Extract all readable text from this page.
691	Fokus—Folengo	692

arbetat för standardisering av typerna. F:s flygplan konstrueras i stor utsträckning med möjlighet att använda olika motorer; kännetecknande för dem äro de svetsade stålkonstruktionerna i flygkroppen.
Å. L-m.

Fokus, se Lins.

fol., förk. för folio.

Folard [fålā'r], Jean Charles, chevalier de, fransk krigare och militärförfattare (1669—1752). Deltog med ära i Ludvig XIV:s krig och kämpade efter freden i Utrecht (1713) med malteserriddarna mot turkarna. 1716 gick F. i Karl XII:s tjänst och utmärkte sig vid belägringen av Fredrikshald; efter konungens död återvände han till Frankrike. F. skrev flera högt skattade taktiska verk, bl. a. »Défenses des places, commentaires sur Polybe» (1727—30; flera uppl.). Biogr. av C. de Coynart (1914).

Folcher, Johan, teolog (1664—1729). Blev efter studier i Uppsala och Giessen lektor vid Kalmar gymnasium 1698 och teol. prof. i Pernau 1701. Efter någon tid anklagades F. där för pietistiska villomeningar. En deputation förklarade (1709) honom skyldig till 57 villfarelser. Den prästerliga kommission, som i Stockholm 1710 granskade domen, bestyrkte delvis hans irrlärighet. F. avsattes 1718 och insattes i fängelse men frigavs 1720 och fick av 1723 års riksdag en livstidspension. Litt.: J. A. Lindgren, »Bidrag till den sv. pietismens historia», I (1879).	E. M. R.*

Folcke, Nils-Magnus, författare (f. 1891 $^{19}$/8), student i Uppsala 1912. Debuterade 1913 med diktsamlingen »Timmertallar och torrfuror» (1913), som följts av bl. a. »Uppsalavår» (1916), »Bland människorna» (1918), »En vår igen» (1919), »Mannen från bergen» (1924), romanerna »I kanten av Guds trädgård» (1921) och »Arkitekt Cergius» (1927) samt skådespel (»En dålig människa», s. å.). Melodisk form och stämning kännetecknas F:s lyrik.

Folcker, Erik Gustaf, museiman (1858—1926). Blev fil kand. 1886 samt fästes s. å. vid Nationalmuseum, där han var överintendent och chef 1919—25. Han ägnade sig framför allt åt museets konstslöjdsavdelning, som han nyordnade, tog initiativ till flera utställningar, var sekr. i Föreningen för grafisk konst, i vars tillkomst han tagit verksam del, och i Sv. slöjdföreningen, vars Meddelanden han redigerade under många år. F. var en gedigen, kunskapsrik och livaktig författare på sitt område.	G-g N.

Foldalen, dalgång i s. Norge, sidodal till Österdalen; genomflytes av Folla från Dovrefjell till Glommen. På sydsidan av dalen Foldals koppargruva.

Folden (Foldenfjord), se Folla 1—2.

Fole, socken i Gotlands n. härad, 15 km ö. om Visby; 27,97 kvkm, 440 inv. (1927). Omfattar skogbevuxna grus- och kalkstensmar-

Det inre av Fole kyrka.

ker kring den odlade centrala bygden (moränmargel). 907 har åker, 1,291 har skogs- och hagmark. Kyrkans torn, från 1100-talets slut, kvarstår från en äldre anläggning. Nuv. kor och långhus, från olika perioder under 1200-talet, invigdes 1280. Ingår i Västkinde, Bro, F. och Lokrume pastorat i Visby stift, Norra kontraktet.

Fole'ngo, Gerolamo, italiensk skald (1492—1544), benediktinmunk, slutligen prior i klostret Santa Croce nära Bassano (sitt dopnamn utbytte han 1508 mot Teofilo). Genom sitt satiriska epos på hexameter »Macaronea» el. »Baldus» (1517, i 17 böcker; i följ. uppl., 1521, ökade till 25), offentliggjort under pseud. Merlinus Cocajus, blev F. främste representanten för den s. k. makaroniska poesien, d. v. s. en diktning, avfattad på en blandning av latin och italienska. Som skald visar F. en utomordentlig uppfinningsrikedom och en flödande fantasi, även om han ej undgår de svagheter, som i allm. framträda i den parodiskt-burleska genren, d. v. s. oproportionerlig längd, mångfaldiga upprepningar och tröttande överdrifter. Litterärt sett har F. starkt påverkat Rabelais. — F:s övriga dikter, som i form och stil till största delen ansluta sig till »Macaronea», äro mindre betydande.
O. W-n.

==*==

■ **INSTRUCTIONS FOR THE TASK**: Without altering a single word, set down all the entries again.

■ **YOUR RESPONSE**:
Extract all readable text from this page.
691	Fokus—Folengo	692

arbetat för standardisering av typerna. F:s flygplan konstrueras i stor utsträckning med möjlighet att använda olika motorer; kännetecknande för dem äro de svetsade stålkonstruktionerna i flygkroppen.
Å. L-m.

Fokus, se Lins.

fol., förk. för folio.

Folard [fålā'r], Jean Charles, chevalier de, fransk krigare och militärförfattare (1669—1752). Deltog med ära i Ludvig XIV:s krig och kämpade efter freden i Utrecht (1713) med malteserriddarna mot turkarna. 1716 gick F. i Karl XII:s tjänst och utmärkte sig vid belägringen av Fredrikshald; efter konungens död återvände han till Frankrike. F. skrev flera högt skattade taktiska verk, bl. a. »Défenses des places, commentaires sur Polybe» (1727—30; flera uppl.). Biogr. av C. de Coynart (1914).

Folcher, Johan, teolog (1664—1729). Blev efter studier i Uppsala och Giessen lektor vid Kalmar gymnasium 1698 och teol. prof. i Pernau 1701. Efter någon tid anklagades F. där för pietistiska villomeningar. En deputation förklarade (1709) honom skyldig till 57 villfarelser. Den prästerliga kommission, som i Stockholm 1710 granskade domen, bestyrkte delvis hans irrlärighet. F. avsattes 1718 och insattes i fängelse men frigavs 1720 och fick av 1723 års riksdag en livstidspension. Litt.: J. A. Lindgren, »Bidrag till den sv. pietismens historia», I (1879).	E. M. R.*

Folcke, Nils-Magnus, författare (f. 1891 $^{19}$/8), student i Uppsala 1912. Debuterade 1913 med diktsamlingen »Timmertallar och torrfuror» (1913), som följts av bl. a. »Uppsalavår» (1916), »Bland människorna» (1918), »En vår igen» (1919), »Mannen från bergen» (1924), romanerna »I kanten av Guds trädgård» (1921) och »Arkitekt Cergius» (1927) samt skådespel (»En dålig människa», s. å.). Melodisk form och stämning kännetecknas F:s lyrik.

Folcker, Erik Gustaf, museiman (1858—1926). Blev fil kand. 1886 samt fästes s. å. vid Nationalmuseum, där han var överintendent och chef 1919—25. Han ägnade sig framför allt åt museets konstslöjdsavdelning, som han nyordnade, tog initiativ till flera utställningar, var sekr. i Föreningen för grafisk konst, i vars tillkomst han tagit verksam del, och i Sv. slöjdföreningen, vars Meddelanden han redigerade under många år. F. var en gedigen, kunskapsrik och livaktig författare på sitt område.	G-g N.

Foldalen, dalgång i s. Norge, sidodal till Österdalen; genomflytes av Folla från Dovrefjell till Glommen. På sydsidan av dalen Foldals koppargruva.

Folden (Foldenfjord), se Folla 1—2.

Fole, socken i Gotlands n. härad, 15 km ö. om Visby; 27,97 kvkm, 440 inv. (1927). Omfattar skogbevuxna grus- och kalkstensmar-

Det inre av Fole kyrka.

ker kring den odlade centrala bygden (moränmargel). 907 har åker, 1,291 har skogs- och hagmark. Kyrkans torn, från 1100-talets slut, kvarstår från en äldre anläggning. Nuv. kor och långhus, från olika perioder under 1200-talet, invigdes 1280. Ingår i Västkinde, Bro, F. och Lokrume pastorat i Visby stift, Norra kontraktet.

Fole'ngo, Gerolamo, italiensk skald (1492—1544), benediktinmunk, slutligen prior i klostret Santa Croce nära Bassano (sitt dopnamn utbytte han 1508 mot Teofilo). Genom sitt satiriska epos på hexameter »Macaronea» el. »Baldus» (1517, i 17 böcker; i följ. uppl., 1521, ökade till 25), offentliggjort under pseud. Merlinus Cocajus, blev F. främste representanten för den s. k. makaroniska poesien, d. v. s. en diktning, avfattad på en blandning av latin och italienska. Som skald visar F. en utomordentlig uppfinningsrikedom och en flödande fantasi, även om han ej undgår de svagheter, som i allm. framträda i den parodiskt-burleska genren, d. v. s. oproportionerlig längd, mångfaldiga upprepningar och tröttande överdrifter. Litterärt sett har F. starkt påverkat Rabelais. — F:s övriga dikter, som i form och stil till största delen ansluta sig till »Macaronea», äro mindre betydande.
O. W-n.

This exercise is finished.